WHAT IS NEEDED: Scan the data below for the string "Dyke". Copy every line where it appears.
**** RECORDS SHOWN ****
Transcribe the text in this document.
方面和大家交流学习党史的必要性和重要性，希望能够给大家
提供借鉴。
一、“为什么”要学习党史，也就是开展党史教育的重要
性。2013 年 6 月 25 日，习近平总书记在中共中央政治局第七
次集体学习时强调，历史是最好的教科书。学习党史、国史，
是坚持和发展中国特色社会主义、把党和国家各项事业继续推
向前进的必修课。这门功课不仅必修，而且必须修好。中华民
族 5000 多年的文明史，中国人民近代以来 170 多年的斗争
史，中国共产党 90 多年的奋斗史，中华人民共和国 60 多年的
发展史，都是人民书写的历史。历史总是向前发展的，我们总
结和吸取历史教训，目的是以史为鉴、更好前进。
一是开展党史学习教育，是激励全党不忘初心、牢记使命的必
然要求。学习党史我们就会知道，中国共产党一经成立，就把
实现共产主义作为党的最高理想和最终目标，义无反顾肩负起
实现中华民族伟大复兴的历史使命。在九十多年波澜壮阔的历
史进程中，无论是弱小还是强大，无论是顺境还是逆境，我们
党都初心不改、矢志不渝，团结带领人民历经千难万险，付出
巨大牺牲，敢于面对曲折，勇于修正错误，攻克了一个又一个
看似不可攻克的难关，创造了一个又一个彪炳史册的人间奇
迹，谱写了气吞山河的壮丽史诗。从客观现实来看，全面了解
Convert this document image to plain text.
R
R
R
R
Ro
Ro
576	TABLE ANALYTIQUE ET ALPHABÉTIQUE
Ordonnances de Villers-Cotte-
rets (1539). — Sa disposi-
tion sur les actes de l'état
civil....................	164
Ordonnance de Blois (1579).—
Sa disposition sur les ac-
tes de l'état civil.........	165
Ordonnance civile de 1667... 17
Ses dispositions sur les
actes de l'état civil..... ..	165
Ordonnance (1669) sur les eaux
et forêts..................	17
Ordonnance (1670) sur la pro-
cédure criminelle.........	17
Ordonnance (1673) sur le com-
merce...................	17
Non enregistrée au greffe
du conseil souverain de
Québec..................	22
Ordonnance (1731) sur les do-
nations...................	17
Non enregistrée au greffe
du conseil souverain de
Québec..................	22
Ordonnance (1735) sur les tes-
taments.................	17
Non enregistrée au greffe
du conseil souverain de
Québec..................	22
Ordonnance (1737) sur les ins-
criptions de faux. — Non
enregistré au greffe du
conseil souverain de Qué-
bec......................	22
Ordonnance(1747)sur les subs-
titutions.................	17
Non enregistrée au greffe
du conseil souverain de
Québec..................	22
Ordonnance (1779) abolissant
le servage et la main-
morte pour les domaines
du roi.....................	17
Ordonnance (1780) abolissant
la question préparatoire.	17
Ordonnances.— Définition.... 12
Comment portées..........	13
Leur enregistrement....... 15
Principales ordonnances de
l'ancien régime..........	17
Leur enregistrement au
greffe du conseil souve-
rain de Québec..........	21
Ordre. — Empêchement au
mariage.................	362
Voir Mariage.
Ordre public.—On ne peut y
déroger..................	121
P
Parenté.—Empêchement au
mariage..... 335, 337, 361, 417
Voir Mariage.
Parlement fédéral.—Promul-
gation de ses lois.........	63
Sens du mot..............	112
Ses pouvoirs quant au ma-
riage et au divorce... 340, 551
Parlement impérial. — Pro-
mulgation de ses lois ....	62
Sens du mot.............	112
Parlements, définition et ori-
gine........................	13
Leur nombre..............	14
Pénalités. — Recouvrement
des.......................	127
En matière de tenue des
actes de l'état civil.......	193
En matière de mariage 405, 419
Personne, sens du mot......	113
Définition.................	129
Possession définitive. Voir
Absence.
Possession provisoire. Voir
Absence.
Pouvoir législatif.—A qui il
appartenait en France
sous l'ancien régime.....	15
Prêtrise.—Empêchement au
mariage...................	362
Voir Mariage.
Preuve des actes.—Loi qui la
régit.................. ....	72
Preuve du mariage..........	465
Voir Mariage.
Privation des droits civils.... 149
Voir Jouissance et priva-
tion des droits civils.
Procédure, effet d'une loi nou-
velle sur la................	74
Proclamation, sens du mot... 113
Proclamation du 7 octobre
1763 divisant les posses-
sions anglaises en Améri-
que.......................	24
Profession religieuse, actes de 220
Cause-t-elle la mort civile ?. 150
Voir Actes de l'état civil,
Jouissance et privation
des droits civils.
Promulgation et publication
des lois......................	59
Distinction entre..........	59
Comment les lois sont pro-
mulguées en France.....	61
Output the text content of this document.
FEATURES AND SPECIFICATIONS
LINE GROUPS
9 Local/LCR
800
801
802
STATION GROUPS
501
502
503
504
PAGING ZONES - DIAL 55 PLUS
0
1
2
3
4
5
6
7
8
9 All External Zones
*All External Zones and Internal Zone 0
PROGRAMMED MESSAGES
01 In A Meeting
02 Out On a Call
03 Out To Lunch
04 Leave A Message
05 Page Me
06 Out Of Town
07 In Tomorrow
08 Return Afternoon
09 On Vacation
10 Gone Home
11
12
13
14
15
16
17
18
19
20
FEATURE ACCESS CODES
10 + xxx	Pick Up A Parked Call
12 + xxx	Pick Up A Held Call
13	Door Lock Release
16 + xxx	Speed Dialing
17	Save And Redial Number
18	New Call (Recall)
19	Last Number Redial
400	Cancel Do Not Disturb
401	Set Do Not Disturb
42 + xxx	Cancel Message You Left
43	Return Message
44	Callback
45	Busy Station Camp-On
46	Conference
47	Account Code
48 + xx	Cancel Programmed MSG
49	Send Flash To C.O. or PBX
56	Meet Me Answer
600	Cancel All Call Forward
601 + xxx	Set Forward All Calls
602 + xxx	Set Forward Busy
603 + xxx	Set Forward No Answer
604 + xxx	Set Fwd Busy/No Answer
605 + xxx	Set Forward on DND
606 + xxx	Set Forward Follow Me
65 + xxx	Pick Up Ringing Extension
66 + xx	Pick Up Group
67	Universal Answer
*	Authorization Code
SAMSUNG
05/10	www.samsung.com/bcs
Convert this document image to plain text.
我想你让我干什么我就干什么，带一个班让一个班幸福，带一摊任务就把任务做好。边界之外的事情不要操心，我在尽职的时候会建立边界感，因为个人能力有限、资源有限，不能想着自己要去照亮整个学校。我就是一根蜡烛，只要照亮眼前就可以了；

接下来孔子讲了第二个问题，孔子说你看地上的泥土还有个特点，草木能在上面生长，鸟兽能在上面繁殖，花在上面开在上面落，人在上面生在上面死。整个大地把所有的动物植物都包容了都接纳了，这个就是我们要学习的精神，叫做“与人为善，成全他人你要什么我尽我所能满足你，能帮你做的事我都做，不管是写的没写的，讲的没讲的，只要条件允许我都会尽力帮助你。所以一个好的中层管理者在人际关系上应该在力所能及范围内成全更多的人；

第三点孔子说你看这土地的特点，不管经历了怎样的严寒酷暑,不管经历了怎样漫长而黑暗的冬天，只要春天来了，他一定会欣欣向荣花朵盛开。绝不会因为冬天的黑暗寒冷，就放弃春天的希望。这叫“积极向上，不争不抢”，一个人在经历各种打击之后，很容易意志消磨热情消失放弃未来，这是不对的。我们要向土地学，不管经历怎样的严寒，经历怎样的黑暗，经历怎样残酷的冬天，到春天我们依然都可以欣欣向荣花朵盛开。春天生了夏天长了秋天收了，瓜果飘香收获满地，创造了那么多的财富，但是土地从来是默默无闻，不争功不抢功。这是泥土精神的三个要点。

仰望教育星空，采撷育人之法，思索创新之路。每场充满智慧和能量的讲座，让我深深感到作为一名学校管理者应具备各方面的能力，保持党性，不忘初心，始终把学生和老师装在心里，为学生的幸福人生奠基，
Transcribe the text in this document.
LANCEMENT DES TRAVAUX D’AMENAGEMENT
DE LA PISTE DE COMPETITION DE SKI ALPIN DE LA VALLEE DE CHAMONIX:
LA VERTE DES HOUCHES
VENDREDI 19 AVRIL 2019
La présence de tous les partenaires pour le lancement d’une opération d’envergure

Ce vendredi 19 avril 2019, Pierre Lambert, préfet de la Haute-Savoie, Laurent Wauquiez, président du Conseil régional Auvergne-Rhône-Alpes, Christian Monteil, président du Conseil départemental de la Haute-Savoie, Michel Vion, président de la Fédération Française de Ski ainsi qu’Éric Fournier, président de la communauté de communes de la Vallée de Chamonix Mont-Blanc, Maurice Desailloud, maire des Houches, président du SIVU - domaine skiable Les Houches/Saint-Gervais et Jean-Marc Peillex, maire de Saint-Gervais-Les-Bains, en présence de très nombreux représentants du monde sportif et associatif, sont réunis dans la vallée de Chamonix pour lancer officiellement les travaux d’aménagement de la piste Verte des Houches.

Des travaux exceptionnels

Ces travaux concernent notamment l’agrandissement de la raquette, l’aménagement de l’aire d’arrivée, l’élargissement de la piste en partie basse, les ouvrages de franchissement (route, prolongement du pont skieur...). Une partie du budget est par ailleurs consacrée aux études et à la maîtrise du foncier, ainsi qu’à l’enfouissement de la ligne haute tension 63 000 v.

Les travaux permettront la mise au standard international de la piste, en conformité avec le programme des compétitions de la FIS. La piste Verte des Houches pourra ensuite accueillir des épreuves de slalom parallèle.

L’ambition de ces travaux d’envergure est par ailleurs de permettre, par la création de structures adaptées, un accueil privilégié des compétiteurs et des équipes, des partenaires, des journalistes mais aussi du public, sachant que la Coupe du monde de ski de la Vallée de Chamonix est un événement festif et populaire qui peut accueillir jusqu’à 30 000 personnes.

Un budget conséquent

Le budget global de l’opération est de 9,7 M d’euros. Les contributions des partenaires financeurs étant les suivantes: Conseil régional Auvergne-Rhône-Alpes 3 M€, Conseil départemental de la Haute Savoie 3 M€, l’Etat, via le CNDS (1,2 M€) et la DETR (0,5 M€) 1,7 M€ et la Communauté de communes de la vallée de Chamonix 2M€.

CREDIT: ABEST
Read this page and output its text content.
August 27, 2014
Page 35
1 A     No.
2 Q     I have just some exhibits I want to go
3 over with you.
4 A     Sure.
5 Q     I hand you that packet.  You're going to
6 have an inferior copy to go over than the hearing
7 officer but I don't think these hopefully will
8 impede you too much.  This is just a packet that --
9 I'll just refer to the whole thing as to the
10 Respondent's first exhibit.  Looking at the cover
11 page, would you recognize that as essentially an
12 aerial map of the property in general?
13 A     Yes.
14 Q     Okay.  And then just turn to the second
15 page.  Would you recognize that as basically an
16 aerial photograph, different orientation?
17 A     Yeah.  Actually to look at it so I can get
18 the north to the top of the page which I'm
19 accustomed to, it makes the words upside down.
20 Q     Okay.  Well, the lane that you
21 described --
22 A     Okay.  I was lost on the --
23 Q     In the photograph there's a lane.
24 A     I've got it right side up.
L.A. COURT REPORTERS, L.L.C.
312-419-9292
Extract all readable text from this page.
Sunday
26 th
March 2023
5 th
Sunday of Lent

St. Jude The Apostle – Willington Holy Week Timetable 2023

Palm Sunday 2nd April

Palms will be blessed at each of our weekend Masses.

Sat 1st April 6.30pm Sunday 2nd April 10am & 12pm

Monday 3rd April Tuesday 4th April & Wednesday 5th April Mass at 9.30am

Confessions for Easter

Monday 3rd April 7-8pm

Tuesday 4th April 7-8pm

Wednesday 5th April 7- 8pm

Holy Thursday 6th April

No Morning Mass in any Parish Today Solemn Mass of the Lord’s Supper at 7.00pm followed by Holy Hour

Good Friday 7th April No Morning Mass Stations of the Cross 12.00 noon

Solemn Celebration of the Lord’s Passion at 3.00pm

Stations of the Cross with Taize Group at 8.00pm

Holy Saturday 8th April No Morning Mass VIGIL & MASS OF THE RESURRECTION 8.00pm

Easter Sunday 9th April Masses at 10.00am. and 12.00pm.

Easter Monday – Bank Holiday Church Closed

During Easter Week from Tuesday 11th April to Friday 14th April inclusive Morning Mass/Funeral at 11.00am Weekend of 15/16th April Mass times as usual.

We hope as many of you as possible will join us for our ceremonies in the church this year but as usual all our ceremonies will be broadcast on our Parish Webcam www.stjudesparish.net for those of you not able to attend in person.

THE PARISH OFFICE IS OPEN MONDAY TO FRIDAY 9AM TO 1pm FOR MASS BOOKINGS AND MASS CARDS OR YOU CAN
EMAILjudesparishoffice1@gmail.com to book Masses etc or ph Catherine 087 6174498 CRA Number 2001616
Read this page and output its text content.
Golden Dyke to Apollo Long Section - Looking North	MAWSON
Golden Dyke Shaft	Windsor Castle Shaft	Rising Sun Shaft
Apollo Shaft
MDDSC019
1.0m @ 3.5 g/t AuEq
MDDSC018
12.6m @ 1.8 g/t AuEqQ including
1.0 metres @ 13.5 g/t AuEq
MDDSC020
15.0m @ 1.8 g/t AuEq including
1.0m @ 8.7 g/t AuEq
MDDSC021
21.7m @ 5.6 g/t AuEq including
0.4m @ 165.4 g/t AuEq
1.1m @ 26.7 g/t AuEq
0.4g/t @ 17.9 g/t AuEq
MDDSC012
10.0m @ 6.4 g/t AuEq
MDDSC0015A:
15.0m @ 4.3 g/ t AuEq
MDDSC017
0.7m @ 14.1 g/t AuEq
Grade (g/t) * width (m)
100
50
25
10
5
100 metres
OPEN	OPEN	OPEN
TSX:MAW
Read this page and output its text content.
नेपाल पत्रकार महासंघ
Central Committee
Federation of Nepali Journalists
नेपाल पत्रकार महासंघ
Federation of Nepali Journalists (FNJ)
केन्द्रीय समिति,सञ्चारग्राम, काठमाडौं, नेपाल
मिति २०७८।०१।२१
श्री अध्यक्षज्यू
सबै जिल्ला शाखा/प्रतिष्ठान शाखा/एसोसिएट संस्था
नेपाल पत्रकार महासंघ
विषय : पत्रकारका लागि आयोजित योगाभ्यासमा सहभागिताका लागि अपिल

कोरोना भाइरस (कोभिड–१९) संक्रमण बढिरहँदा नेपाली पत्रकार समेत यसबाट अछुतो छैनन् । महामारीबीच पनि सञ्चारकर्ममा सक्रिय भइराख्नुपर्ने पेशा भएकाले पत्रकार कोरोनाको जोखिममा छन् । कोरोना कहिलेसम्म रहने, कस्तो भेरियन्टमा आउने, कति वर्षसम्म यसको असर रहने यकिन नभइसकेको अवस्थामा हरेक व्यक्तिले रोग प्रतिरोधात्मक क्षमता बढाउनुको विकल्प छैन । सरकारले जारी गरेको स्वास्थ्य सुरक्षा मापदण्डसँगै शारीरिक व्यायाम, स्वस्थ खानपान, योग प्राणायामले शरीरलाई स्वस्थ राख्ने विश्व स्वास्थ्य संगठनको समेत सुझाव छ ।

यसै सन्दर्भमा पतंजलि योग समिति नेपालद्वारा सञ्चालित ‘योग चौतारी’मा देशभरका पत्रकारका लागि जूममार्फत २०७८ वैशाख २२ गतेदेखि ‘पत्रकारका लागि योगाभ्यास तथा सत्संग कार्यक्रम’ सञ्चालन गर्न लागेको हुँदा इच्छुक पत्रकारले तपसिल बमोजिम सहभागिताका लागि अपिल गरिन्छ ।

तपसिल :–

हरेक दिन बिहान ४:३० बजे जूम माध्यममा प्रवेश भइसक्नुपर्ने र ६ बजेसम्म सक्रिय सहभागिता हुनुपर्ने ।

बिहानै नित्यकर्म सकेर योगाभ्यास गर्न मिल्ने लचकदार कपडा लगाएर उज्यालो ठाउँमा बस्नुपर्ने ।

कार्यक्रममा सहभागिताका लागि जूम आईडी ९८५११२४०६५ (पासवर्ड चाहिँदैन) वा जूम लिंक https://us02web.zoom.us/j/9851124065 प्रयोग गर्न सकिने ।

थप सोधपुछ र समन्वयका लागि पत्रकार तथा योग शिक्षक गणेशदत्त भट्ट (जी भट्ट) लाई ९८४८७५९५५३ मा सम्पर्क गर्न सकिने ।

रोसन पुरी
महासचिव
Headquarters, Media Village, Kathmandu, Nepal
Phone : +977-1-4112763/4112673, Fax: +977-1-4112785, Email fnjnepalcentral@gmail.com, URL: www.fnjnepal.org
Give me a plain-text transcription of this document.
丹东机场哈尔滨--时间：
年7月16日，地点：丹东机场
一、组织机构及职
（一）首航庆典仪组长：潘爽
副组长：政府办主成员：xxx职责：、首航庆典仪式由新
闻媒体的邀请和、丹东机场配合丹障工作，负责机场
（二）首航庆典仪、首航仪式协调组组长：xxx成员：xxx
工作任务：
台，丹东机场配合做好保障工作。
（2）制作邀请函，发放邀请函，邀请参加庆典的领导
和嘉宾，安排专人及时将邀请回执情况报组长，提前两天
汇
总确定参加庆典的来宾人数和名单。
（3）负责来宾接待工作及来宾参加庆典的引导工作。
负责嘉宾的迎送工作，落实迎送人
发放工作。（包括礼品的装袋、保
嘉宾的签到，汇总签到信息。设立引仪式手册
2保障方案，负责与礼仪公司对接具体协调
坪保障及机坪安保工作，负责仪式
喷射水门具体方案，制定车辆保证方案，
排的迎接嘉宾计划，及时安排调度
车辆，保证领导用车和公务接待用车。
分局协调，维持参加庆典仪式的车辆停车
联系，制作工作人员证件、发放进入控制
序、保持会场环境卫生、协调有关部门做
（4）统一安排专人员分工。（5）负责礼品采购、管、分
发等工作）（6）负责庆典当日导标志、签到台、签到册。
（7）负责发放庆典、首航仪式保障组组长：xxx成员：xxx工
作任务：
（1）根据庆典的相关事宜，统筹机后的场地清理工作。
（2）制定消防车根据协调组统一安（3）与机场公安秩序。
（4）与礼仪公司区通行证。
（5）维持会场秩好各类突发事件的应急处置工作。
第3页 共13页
****
EXPECTED OUTPUT:
Golden Dyke to Apollo Long Section - Looking North	MAWSON
Golden Dyke Shaft	Windsor Castle Shaft	Rising Sun Shaft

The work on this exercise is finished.